- _Task prompt_:
Write out each line word for word. Drop pictures.

- _Dataset excerpts_:
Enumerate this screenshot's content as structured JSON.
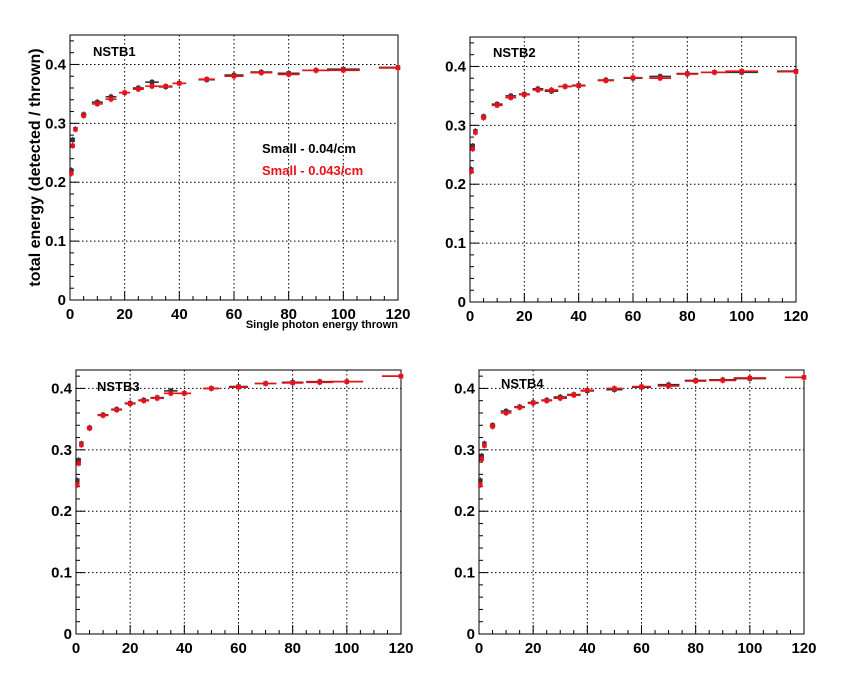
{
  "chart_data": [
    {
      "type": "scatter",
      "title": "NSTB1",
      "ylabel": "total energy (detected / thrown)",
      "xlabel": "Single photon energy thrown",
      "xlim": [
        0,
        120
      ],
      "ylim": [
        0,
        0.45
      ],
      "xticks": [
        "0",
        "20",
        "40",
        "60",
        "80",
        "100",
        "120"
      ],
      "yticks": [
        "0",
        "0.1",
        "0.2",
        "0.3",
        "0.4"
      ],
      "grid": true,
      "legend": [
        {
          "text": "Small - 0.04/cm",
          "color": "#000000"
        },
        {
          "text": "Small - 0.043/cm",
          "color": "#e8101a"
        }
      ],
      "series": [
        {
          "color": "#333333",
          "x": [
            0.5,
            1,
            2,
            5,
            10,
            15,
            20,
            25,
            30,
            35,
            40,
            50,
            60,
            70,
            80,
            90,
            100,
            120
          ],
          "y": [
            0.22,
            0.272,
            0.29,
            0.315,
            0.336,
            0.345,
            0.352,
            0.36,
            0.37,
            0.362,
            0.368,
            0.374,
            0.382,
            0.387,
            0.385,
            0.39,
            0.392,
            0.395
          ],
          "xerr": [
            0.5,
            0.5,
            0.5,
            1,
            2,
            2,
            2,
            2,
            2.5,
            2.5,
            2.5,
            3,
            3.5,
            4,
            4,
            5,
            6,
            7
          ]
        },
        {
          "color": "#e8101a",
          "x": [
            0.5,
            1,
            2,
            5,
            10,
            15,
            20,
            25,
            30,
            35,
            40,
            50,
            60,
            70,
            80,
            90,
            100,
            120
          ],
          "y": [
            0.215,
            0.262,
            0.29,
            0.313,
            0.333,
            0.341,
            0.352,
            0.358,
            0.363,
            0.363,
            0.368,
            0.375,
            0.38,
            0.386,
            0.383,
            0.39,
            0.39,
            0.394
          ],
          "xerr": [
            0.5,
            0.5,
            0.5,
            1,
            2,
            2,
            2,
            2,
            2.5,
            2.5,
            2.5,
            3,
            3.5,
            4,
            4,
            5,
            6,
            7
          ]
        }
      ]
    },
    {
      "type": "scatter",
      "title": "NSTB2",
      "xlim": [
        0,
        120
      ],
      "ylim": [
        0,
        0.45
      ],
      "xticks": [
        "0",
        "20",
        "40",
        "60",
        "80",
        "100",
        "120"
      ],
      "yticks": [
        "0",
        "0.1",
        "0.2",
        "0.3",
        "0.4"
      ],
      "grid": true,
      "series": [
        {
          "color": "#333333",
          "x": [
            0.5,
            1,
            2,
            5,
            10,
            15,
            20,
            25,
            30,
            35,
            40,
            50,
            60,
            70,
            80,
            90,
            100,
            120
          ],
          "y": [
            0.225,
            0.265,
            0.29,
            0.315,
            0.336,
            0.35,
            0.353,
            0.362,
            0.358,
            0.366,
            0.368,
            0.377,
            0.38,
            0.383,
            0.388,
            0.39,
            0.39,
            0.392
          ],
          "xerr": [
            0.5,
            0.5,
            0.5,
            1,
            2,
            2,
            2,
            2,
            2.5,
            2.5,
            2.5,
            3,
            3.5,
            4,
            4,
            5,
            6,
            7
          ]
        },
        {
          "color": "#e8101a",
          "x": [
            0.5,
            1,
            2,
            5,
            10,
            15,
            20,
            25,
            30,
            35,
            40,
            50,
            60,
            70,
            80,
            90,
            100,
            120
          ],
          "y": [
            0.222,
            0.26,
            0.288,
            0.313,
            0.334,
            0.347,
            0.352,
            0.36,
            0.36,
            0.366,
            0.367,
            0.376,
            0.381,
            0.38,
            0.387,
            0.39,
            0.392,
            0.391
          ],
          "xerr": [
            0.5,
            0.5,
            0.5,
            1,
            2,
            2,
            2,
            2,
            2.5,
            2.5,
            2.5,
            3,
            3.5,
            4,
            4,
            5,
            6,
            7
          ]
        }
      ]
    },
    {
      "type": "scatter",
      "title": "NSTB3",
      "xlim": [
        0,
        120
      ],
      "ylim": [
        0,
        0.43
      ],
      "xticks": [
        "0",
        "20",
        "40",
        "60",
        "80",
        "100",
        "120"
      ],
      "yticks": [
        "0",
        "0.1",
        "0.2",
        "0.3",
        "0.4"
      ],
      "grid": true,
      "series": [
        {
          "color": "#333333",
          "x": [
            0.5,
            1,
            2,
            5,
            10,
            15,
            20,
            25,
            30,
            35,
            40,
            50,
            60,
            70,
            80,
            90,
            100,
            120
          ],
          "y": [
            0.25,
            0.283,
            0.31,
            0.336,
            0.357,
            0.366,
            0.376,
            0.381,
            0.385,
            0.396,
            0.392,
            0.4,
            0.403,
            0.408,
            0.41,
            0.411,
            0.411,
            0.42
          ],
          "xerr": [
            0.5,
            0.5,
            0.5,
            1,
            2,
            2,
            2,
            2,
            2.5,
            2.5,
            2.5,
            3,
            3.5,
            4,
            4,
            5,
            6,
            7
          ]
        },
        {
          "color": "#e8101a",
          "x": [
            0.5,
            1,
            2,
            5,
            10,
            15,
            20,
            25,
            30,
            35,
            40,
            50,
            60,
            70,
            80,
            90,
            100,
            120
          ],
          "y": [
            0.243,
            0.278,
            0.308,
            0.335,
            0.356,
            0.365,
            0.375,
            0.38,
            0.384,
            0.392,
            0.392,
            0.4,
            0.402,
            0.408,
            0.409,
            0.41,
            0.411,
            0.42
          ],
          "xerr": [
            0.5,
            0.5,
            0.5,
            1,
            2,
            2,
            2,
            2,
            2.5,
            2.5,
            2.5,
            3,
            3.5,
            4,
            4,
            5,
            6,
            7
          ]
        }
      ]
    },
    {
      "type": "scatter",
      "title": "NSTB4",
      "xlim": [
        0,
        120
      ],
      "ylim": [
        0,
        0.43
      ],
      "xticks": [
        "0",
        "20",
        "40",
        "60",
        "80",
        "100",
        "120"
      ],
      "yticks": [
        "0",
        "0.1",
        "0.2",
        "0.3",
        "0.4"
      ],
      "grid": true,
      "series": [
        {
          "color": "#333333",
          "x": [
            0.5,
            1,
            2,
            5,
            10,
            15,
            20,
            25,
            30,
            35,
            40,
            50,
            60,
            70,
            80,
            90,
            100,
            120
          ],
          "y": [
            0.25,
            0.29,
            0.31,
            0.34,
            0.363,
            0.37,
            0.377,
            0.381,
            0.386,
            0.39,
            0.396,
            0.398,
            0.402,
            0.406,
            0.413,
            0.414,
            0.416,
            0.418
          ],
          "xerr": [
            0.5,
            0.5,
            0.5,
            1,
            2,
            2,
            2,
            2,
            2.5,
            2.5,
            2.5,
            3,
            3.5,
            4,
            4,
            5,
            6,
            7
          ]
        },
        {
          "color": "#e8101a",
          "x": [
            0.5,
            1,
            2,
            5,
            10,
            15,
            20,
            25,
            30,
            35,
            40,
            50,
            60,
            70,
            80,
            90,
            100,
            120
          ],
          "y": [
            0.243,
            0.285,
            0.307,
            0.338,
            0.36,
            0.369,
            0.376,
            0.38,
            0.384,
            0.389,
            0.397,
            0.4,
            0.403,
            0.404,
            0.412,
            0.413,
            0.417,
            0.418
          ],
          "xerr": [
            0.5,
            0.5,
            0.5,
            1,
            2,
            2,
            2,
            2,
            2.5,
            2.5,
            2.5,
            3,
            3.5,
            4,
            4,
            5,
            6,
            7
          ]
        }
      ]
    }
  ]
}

- _Full solution_:
Enumerate this screenshot's content as structured JSON.
{
  "chart_data": [
    {
      "type": "scatter",
      "title": "NSTB1",
      "ylabel": "total energy (detected / thrown)",
      "xlabel": "Single photon energy thrown",
      "xlim": [
        0,
        120
      ],
      "ylim": [
        0,
        0.45
      ],
      "xticks": [
        "0",
        "20",
        "40",
        "60",
        "80",
        "100",
        "120"
      ],
      "yticks": [
        "0",
        "0.1",
        "0.2",
        "0.3",
        "0.4"
      ],
      "grid": true,
      "legend": [
        {
          "text": "Small - 0.04/cm",
          "color": "#000000"
        },
        {
          "text": "Small - 0.043/cm",
          "color": "#e8101a"
        }
      ],
      "series": [
        {
          "color": "#333333",
          "x": [
            0.5,
            1,
            2,
            5,
            10,
            15,
            20,
            25,
            30,
            35,
            40,
            50,
            60,
            70,
            80,
            90,
            100,
            120
          ],
          "y": [
            0.22,
            0.272,
            0.29,
            0.315,
            0.336,
            0.345,
            0.352,
            0.36,
            0.37,
            0.362,
            0.368,
            0.374,
            0.382,
            0.387,
            0.385,
            0.39,
            0.392,
            0.395
          ],
          "xerr": [
            0.5,
            0.5,
            0.5,
            1,
            2,
            2,
            2,
            2,
            2.5,
            2.5,
            2.5,
            3,
            3.5,
            4,
            4,
            5,
            6,
            7
          ]
        },
        {
          "color": "#e8101a",
          "x": [
            0.5,
            1,
            2,
            5,
            10,
            15,
            20,
            25,
            30,
            35,
            40,
            50,
            60,
            70,
            80,
            90,
            100,
            120
          ],
          "y": [
            0.215,
            0.262,
            0.29,
            0.313,
            0.333,
            0.341,
            0.352,
            0.358,
            0.363,
            0.363,
            0.368,
            0.375,
            0.38,
            0.386,
            0.383,
            0.39,
            0.39,
            0.394
          ],
          "xerr": [
            0.5,
            0.5,
            0.5,
            1,
            2,
            2,
            2,
            2,
            2.5,
            2.5,
            2.5,
            3,
            3.5,
            4,
            4,
            5,
            6,
            7
          ]
        }
      ]
    },
    {
      "type": "scatter",
      "title": "NSTB2",
      "xlim": [
        0,
        120
      ],
      "ylim": [
        0,
        0.45
      ],
      "xticks": [
        "0",
        "20",
        "40",
        "60",
        "80",
        "100",
        "120"
      ],
      "yticks": [
        "0",
        "0.1",
        "0.2",
        "0.3",
        "0.4"
      ],
      "grid": true,
      "series": [
        {
          "color": "#333333",
          "x": [
            0.5,
            1,
            2,
            5,
            10,
            15,
            20,
            25,
            30,
            35,
            40,
            50,
            60,
            70,
            80,
            90,
            100,
            120
          ],
          "y": [
            0.225,
            0.265,
            0.29,
            0.315,
            0.336,
            0.35,
            0.353,
            0.362,
            0.358,
            0.366,
            0.368,
            0.377,
            0.38,
            0.383,
            0.388,
            0.39,
            0.39,
            0.392
          ],
          "xerr": [
            0.5,
            0.5,
            0.5,
            1,
            2,
            2,
            2,
            2,
            2.5,
            2.5,
            2.5,
            3,
            3.5,
            4,
            4,
            5,
            6,
            7
          ]
        },
        {
          "color": "#e8101a",
          "x": [
            0.5,
            1,
            2,
            5,
            10,
            15,
            20,
            25,
            30,
            35,
            40,
            50,
            60,
            70,
            80,
            90,
            100,
            120
          ],
          "y": [
            0.222,
            0.26,
            0.288,
            0.313,
            0.334,
            0.347,
            0.352,
            0.36,
            0.36,
            0.366,
            0.367,
            0.376,
            0.381,
            0.38,
            0.387,
            0.39,
            0.392,
            0.391
          ],
          "xerr": [
            0.5,
            0.5,
            0.5,
            1,
            2,
            2,
            2,
            2,
            2.5,
            2.5,
            2.5,
            3,
            3.5,
            4,
            4,
            5,
            6,
            7
          ]
        }
      ]
    },
    {
      "type": "scatter",
      "title": "NSTB3",
      "xlim": [
        0,
        120
      ],
      "ylim": [
        0,
        0.43
      ],
      "xticks": [
        "0",
        "20",
        "40",
        "60",
        "80",
        "100",
        "120"
      ],
      "yticks": [
        "0",
        "0.1",
        "0.2",
        "0.3",
        "0.4"
      ],
      "grid": true,
      "series": [
        {
          "color": "#333333",
          "x": [
            0.5,
            1,
            2,
            5,
            10,
            15,
            20,
            25,
            30,
            35,
            40,
            50,
            60,
            70,
            80,
            90,
            100,
            120
          ],
          "y": [
            0.25,
            0.283,
            0.31,
            0.336,
            0.357,
            0.366,
            0.376,
            0.381,
            0.385,
            0.396,
            0.392,
            0.4,
            0.403,
            0.408,
            0.41,
            0.411,
            0.411,
            0.42
          ],
          "xerr": [
            0.5,
            0.5,
            0.5,
            1,
            2,
            2,
            2,
            2,
            2.5,
            2.5,
            2.5,
            3,
            3.5,
            4,
            4,
            5,
            6,
            7
          ]
        },
        {
          "color": "#e8101a",
          "x": [
            0.5,
            1,
            2,
            5,
            10,
            15,
            20,
            25,
            30,
            35,
            40,
            50,
            60,
            70,
            80,
            90,
            100,
            120
          ],
          "y": [
            0.243,
            0.278,
            0.308,
            0.335,
            0.356,
            0.365,
            0.375,
            0.38,
            0.384,
            0.392,
            0.392,
            0.4,
            0.402,
            0.408,
            0.409,
            0.41,
            0.411,
            0.42
          ],
          "xerr": [
            0.5,
            0.5,
            0.5,
            1,
            2,
            2,
            2,
            2,
            2.5,
            2.5,
            2.5,
            3,
            3.5,
            4,
            4,
            5,
            6,
            7
          ]
        }
      ]
    },
    {
      "type": "scatter",
      "title": "NSTB4",
      "xlim": [
        0,
        120
      ],
      "ylim": [
        0,
        0.43
      ],
      "xticks": [
        "0",
        "20",
        "40",
        "60",
        "80",
        "100",
        "120"
      ],
      "yticks": [
        "0",
        "0.1",
        "0.2",
        "0.3",
        "0.4"
      ],
      "grid": true,
      "series": [
        {
          "color": "#333333",
          "x": [
            0.5,
            1,
            2,
            5,
            10,
            15,
            20,
            25,
            30,
            35,
            40,
            50,
            60,
            70,
            80,
            90,
            100,
            120
          ],
          "y": [
            0.25,
            0.29,
            0.31,
            0.34,
            0.363,
            0.37,
            0.377,
            0.381,
            0.386,
            0.39,
            0.396,
            0.398,
            0.402,
            0.406,
            0.413,
            0.414,
            0.416,
            0.418
          ],
          "xerr": [
            0.5,
            0.5,
            0.5,
            1,
            2,
            2,
            2,
            2,
            2.5,
            2.5,
            2.5,
            3,
            3.5,
            4,
            4,
            5,
            6,
            7
          ]
        },
        {
          "color": "#e8101a",
          "x": [
            0.5,
            1,
            2,
            5,
            10,
            15,
            20,
            25,
            30,
            35,
            40,
            50,
            60,
            70,
            80,
            90,
            100,
            120
          ],
          "y": [
            0.243,
            0.285,
            0.307,
            0.338,
            0.36,
            0.369,
            0.376,
            0.38,
            0.384,
            0.389,
            0.397,
            0.4,
            0.403,
            0.404,
            0.412,
            0.413,
            0.417,
            0.418
          ],
          "xerr": [
            0.5,
            0.5,
            0.5,
            1,
            2,
            2,
            2,
            2,
            2.5,
            2.5,
            2.5,
            3,
            3.5,
            4,
            4,
            5,
            6,
            7
          ]
        }
      ]
    }
  ]
}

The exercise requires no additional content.